(Task directions): List every distinct email address that appears in the mailing-list message below.

(Excerpt provided):
·····
[IronPython] Modules in hosted enviroment

Ross Hammermeister glitch17 at gmail.com
Tue Jun 22 16:41:30 CEST 2010


My program creates data for a python script to use and I though the best way 
for it get access to this was with modules. Simply setting a variable in the 
script would not work because of the complexity of the data. Using the clr 
module will not get access to the existing data (I also do not want to grant 
access to all the other libraries). So I am left with creating a module but 
using a static class and assigning all the instances to the static classes 
every time before I call the python script is not a great method but I'm 
thinking this would be the best at this point. The other method I found was 
using the IronPython.Runtime.PythonModule class and Creating an instance for 
each of my modules and adding to using 
PythonEngine.Runtime.Globals.SetVariable The procedure to do this doesn't 
give the impression that what I'm doing was ever intended and I have hit 
things that I cannot do using this method. So I'm looking for a good method 
of creating modules that would have my data attached to them.

Thanks
Ross

--------------------------------------------------
From: "Jeff Hardy" <jdhardy at gmail.com>
Sent: Monday, June 21, 2010 11:24 AM
To: "Discussion of IronPython" <users at lists.ironpython.com>
Subject: Re: [IronPython] Modules in hosted enviroment

> On Sat, Jun 19, 2010 at 10:51 PM, Ross Hammermeister <glitch17 at gmail.com> 
> wrote:
>> I have a project where I am hosting IronPython and I was wondering what 
>> is
>> the best way to create modules in C# for python to use. I have found two
>> ways to do it so far. One method is what is done in IronPython, where 
>> static
>> classes and the PythonModule attribute are used but I don't want to use
>> static classes to access runtime data.
>
> I'm not 100% sure what you mean here, but the static class is just a
> container - and it can contain non-static classes (and functions, and
> static variables, etc). If it needs to be a module, it's the way to
> go, as far as I'm concerned. If things get too big, don't forget that
> you can use partial classes to split things up.
>
> However, depending on what your code does, you probably don't need to
> make it a module - IronPython will work just fine with any .NET class
> library. Just do a `clr.AddReference` and then import the classes.
·····
(Data under study):
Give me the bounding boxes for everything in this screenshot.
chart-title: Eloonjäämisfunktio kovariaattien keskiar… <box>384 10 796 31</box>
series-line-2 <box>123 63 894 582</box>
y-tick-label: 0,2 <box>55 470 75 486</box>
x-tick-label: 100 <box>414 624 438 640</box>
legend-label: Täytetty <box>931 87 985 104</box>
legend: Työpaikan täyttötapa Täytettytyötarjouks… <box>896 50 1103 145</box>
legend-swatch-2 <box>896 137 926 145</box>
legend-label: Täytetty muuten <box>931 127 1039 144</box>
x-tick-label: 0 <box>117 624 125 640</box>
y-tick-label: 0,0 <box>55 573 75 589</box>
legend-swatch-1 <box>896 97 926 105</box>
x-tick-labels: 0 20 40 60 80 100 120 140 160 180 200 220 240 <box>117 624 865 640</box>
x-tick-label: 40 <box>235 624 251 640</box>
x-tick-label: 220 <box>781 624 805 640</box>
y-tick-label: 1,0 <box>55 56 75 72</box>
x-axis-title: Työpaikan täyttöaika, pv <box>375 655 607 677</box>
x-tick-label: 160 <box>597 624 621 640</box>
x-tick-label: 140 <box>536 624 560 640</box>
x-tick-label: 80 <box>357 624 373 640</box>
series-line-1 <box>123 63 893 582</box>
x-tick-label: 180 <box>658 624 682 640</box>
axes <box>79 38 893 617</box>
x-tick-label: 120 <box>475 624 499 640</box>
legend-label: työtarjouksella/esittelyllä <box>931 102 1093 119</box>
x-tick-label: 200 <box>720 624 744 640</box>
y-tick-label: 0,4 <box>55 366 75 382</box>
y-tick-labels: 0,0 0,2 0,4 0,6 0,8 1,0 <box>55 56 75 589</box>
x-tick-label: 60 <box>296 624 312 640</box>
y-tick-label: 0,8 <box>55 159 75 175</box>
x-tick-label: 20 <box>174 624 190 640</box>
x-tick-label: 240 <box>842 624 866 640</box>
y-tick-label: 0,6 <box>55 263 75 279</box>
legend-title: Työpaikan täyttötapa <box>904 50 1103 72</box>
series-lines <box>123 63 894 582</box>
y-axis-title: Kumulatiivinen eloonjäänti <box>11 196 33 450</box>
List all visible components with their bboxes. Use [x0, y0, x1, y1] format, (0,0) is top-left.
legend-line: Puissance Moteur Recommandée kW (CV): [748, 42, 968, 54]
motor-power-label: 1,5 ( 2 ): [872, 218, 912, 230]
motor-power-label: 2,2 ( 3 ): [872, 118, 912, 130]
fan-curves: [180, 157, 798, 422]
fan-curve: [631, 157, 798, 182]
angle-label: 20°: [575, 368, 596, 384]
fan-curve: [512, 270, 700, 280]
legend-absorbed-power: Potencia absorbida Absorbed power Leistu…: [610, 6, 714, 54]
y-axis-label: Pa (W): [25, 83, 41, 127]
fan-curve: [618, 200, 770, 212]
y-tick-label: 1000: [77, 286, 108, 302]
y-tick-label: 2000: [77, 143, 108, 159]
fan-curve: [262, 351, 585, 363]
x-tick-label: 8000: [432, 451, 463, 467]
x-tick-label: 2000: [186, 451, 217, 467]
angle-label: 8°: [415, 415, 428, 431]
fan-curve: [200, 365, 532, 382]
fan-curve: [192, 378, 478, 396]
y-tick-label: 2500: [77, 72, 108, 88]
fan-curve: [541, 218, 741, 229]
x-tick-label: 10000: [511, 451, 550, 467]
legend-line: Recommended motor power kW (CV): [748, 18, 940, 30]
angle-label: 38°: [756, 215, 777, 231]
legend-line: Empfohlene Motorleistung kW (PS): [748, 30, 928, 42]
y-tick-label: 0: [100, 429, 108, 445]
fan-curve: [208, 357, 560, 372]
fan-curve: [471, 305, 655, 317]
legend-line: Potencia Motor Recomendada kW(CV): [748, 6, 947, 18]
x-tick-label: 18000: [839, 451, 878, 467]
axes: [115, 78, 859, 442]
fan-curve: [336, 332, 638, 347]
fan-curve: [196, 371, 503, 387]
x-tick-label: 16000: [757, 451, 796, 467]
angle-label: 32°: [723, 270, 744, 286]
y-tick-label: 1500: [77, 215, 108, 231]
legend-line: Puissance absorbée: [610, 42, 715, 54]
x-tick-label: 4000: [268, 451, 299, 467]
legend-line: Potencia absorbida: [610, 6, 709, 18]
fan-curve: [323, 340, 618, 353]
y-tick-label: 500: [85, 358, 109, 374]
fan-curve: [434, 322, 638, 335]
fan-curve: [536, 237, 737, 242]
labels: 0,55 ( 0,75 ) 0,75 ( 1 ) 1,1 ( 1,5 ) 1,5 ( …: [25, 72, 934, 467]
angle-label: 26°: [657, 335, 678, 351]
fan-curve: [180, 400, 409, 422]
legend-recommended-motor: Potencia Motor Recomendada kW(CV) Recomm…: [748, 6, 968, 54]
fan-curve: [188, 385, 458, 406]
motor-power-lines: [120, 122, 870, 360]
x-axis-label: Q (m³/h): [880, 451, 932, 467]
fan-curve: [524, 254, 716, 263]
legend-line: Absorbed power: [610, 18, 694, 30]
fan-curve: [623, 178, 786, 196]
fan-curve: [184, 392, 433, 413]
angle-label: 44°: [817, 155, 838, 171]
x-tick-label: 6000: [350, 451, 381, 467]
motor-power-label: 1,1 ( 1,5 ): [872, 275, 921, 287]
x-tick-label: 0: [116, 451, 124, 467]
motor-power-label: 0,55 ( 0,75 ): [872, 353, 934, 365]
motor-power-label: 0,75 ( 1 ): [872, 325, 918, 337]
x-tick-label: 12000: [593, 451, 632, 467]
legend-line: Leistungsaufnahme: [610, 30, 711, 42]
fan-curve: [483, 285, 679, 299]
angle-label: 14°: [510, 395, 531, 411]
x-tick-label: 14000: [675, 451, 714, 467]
·····
(Task solution):
- glitch17 at gmail.com
- jdhardy at gmail.com
- users at lists.ironpython.com